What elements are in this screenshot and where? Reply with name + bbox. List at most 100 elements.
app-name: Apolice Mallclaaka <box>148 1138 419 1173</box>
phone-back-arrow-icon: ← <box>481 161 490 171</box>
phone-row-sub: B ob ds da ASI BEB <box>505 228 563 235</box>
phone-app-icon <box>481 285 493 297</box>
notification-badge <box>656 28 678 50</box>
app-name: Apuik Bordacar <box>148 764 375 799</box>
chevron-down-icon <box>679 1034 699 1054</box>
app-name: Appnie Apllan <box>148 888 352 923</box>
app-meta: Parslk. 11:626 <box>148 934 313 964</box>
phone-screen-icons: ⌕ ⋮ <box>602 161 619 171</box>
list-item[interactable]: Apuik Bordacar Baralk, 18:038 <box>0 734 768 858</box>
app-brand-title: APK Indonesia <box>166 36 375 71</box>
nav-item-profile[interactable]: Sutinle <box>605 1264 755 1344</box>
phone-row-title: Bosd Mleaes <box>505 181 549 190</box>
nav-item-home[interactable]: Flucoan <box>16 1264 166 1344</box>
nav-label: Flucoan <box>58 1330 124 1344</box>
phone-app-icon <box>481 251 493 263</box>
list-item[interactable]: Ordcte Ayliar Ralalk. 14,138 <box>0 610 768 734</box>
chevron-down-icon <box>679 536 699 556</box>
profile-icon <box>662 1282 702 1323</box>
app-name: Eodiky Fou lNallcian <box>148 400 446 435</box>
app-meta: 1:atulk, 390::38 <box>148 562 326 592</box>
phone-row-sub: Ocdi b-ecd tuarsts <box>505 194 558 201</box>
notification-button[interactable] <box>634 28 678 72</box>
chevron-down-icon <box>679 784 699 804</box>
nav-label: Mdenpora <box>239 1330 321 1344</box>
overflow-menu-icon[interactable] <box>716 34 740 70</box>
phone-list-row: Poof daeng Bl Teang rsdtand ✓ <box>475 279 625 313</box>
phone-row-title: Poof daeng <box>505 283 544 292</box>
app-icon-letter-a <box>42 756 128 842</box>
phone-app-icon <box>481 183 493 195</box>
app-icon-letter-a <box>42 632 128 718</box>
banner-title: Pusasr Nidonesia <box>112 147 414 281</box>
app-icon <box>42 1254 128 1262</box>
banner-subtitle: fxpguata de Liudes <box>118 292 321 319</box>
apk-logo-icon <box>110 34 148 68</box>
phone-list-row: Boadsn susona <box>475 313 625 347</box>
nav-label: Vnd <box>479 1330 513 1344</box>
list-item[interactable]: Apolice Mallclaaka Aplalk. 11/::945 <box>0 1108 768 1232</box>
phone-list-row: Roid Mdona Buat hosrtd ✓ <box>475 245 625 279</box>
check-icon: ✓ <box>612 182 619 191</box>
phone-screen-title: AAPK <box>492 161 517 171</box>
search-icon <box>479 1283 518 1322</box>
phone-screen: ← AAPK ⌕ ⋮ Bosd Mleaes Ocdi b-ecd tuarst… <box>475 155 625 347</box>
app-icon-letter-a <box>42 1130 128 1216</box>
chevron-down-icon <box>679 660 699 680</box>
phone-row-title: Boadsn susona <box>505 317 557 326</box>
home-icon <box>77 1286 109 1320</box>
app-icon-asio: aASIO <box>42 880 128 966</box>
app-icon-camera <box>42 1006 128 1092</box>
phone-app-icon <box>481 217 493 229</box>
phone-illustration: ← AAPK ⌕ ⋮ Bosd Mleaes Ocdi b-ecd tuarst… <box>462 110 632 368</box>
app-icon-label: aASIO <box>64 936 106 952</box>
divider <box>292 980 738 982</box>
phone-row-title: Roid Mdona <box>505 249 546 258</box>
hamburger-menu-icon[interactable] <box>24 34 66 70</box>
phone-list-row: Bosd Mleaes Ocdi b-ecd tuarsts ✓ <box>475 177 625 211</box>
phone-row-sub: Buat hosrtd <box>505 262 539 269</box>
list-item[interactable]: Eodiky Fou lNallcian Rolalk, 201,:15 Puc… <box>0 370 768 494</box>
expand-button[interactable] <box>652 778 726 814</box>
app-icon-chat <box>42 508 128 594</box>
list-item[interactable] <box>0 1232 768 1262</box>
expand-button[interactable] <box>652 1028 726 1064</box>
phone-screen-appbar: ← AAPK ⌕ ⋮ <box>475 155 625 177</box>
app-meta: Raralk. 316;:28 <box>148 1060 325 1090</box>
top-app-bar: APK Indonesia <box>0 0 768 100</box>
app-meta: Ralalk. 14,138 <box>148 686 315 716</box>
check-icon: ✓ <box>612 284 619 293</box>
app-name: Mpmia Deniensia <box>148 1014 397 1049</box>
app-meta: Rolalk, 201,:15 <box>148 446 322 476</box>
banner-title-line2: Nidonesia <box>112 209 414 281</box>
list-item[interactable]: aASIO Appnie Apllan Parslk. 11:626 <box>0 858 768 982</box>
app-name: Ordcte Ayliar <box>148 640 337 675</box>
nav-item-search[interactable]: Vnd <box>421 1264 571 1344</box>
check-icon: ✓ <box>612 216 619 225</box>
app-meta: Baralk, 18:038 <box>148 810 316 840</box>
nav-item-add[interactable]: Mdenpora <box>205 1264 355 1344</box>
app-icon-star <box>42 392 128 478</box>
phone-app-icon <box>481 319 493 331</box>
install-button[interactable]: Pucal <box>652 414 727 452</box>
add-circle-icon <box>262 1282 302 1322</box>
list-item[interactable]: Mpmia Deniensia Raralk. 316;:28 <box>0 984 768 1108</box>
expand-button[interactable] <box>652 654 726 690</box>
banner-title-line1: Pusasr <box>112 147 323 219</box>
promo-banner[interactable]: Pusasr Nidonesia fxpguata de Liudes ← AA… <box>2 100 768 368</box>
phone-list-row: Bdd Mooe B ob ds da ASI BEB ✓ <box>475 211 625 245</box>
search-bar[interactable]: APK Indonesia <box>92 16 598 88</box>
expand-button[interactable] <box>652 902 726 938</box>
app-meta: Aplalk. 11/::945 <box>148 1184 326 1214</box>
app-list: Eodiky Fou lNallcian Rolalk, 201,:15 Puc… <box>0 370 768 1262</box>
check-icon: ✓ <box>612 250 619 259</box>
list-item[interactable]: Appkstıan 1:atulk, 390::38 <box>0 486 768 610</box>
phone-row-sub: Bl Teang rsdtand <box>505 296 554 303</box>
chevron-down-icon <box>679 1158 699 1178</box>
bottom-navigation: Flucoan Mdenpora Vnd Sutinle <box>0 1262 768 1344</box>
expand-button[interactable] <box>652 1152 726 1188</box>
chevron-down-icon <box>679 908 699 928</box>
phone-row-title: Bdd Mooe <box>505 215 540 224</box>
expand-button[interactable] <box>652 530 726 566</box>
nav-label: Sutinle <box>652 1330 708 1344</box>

To be done >> Extract every line of the data above and reproduce each one verbatim, with nothing changed or left out.

Exercise answer >>
What elements are in this screenshot and where? Reply with name + bbox. List at most 100 elements.
app-name: Apolice Mallclaaka <box>148 1138 419 1173</box>
phone-back-arrow-icon: ← <box>481 161 490 171</box>
phone-row-sub: B ob ds da ASI BEB <box>505 228 563 235</box>
phone-app-icon <box>481 285 493 297</box>
notification-badge <box>656 28 678 50</box>
app-name: Apuik Bordacar <box>148 764 375 799</box>
chevron-down-icon <box>679 1034 699 1054</box>
app-name: Appnie Apllan <box>148 888 352 923</box>
app-meta: Parslk. 11:626 <box>148 934 313 964</box>
phone-screen-icons: ⌕ ⋮ <box>602 161 619 171</box>
list-item[interactable]: Apuik Bordacar Baralk, 18:038 <box>0 734 768 858</box>
app-brand-title: APK Indonesia <box>166 36 375 71</box>
nav-item-profile[interactable]: Sutinle <box>605 1264 755 1344</box>
phone-row-title: Bosd Mleaes <box>505 181 549 190</box>
nav-item-home[interactable]: Flucoan <box>16 1264 166 1344</box>
nav-label: Flucoan <box>58 1330 124 1344</box>
phone-app-icon <box>481 251 493 263</box>
list-item[interactable]: Ordcte Ayliar Ralalk. 14,138 <box>0 610 768 734</box>
chevron-down-icon <box>679 536 699 556</box>
profile-icon <box>662 1282 702 1323</box>
app-name: Eodiky Fou lNallcian <box>148 400 446 435</box>
app-meta: 1:atulk, 390::38 <box>148 562 326 592</box>
phone-row-sub: Ocdi b-ecd tuarsts <box>505 194 558 201</box>
notification-button[interactable] <box>634 28 678 72</box>
chevron-down-icon <box>679 784 699 804</box>
nav-label: Mdenpora <box>239 1330 321 1344</box>
overflow-menu-icon[interactable] <box>716 34 740 70</box>
phone-list-row: Poof daeng Bl Teang rsdtand ✓ <box>475 279 625 313</box>
phone-row-title: Poof daeng <box>505 283 544 292</box>
app-icon-letter-a <box>42 756 128 842</box>
phone-app-icon <box>481 183 493 195</box>
app-icon-letter-a <box>42 632 128 718</box>
banner-title: Pusasr Nidonesia <box>112 147 414 281</box>
app-icon <box>42 1254 128 1262</box>
banner-subtitle: fxpguata de Liudes <box>118 292 321 319</box>
apk-logo-icon <box>110 34 148 68</box>
phone-list-row: Boadsn susona <box>475 313 625 347</box>
nav-label: Vnd <box>479 1330 513 1344</box>
list-item[interactable]: Apolice Mallclaaka Aplalk. 11/::945 <box>0 1108 768 1232</box>
phone-list-row: Roid Mdona Buat hosrtd ✓ <box>475 245 625 279</box>
check-icon: ✓ <box>612 182 619 191</box>
phone-screen-title: AAPK <box>492 161 517 171</box>
search-icon <box>479 1283 518 1322</box>
phone-screen: ← AAPK ⌕ ⋮ Bosd Mleaes Ocdi b-ecd tuarst… <box>475 155 625 347</box>
app-icon-letter-a <box>42 1130 128 1216</box>
chevron-down-icon <box>679 660 699 680</box>
phone-row-title: Boadsn susona <box>505 317 557 326</box>
home-icon <box>77 1286 109 1320</box>
app-icon-asio: aASIO <box>42 880 128 966</box>
app-icon-camera <box>42 1006 128 1092</box>
phone-app-icon <box>481 217 493 229</box>
phone-illustration: ← AAPK ⌕ ⋮ Bosd Mleaes Ocdi b-ecd tuarst… <box>462 110 632 368</box>
app-icon-label: aASIO <box>64 936 106 952</box>
divider <box>292 980 738 982</box>
phone-row-title: Roid Mdona <box>505 249 546 258</box>
hamburger-menu-icon[interactable] <box>24 34 66 70</box>
phone-list-row: Bosd Mleaes Ocdi b-ecd tuarsts ✓ <box>475 177 625 211</box>
phone-row-sub: Buat hosrtd <box>505 262 539 269</box>
list-item[interactable]: Eodiky Fou lNallcian Rolalk, 201,:15 Puc… <box>0 370 768 494</box>
expand-button[interactable] <box>652 778 726 814</box>
app-icon-chat <box>42 508 128 594</box>
list-item[interactable] <box>0 1232 768 1262</box>
expand-button[interactable] <box>652 1028 726 1064</box>
phone-screen-appbar: ← AAPK ⌕ ⋮ <box>475 155 625 177</box>
app-meta: Raralk. 316;:28 <box>148 1060 325 1090</box>
top-app-bar: APK Indonesia <box>0 0 768 100</box>
app-meta: Ralalk. 14,138 <box>148 686 315 716</box>
check-icon: ✓ <box>612 284 619 293</box>
app-name: Mpmia Deniensia <box>148 1014 397 1049</box>
app-meta: Rolalk, 201,:15 <box>148 446 322 476</box>
banner-title-line2: Nidonesia <box>112 209 414 281</box>
list-item[interactable]: aASIO Appnie Apllan Parslk. 11:626 <box>0 858 768 982</box>
app-name: Ordcte Ayliar <box>148 640 337 675</box>
nav-item-search[interactable]: Vnd <box>421 1264 571 1344</box>
check-icon: ✓ <box>612 216 619 225</box>
app-meta: Baralk, 18:038 <box>148 810 316 840</box>
nav-item-add[interactable]: Mdenpora <box>205 1264 355 1344</box>
app-icon-star <box>42 392 128 478</box>
phone-app-icon <box>481 319 493 331</box>
install-button[interactable]: Pucal <box>652 414 727 452</box>
add-circle-icon <box>262 1282 302 1322</box>
list-item[interactable]: Mpmia Deniensia Raralk. 316;:28 <box>0 984 768 1108</box>
expand-button[interactable] <box>652 654 726 690</box>
banner-title-line1: Pusasr <box>112 147 323 219</box>
promo-banner[interactable]: Pusasr Nidonesia fxpguata de Liudes ← AA… <box>2 100 768 368</box>
phone-list-row: Bdd Mooe B ob ds da ASI BEB ✓ <box>475 211 625 245</box>
search-bar[interactable]: APK Indonesia <box>92 16 598 88</box>
expand-button[interactable] <box>652 902 726 938</box>
app-meta: Aplalk. 11/::945 <box>148 1184 326 1214</box>
app-list: Eodiky Fou lNallcian Rolalk, 201,:15 Puc… <box>0 370 768 1262</box>
check-icon: ✓ <box>612 250 619 259</box>
list-item[interactable]: Appkstıan 1:atulk, 390::38 <box>0 486 768 610</box>
phone-row-sub: Bl Teang rsdtand <box>505 296 554 303</box>
chevron-down-icon <box>679 1158 699 1178</box>
bottom-navigation: Flucoan Mdenpora Vnd Sutinle <box>0 1262 768 1344</box>
expand-button[interactable] <box>652 1152 726 1188</box>
chevron-down-icon <box>679 908 699 928</box>
phone-row-title: Bdd Mooe <box>505 215 540 224</box>
expand-button[interactable] <box>652 530 726 566</box>
nav-label: Sutinle <box>652 1330 708 1344</box>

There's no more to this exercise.